**YOUR GOAL:**
Each entry has to be copied exactly, with nothing missed.

(Records that describe figures)
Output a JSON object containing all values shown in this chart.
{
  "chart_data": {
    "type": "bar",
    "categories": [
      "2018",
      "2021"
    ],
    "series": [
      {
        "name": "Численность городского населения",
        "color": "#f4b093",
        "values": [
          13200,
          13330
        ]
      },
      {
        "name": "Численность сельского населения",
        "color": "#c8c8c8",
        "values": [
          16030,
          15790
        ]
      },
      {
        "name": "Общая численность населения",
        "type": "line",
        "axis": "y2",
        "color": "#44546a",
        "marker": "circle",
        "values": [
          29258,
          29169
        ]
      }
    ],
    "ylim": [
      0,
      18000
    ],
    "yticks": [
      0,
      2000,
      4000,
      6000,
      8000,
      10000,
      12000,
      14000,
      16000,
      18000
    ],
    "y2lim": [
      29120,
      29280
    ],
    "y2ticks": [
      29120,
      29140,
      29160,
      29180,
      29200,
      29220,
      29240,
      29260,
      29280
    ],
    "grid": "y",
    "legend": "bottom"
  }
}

**REPLY TO THE TASK:**
Output a JSON object containing all values shown in this chart.
{
  "chart_data": {
    "type": "bar",
    "categories": [
      "2018",
      "2021"
    ],
    "series": [
      {
        "name": "Численность городского населения",
        "color": "#f4b093",
        "values": [
          13200,
          13330
        ]
      },
      {
        "name": "Численность сельского населения",
        "color": "#c8c8c8",
        "values": [
          16030,
          15790
        ]
      },
      {
        "name": "Общая численность населения",
        "type": "line",
        "axis": "y2",
        "color": "#44546a",
        "marker": "circle",
        "values": [
          29258,
          29169
        ]
      }
    ],
    "ylim": [
      0,
      18000
    ],
    "yticks": [
      0,
      2000,
      4000,
      6000,
      8000,
      10000,
      12000,
      14000,
      16000,
      18000
    ],
    "y2lim": [
      29120,
      29280
    ],
    "y2ticks": [
      29120,
      29140,
      29160,
      29180,
      29200,
      29220,
      29240,
      29260,
      29280
    ],
    "grid": "y",
    "legend": "bottom"
  }
}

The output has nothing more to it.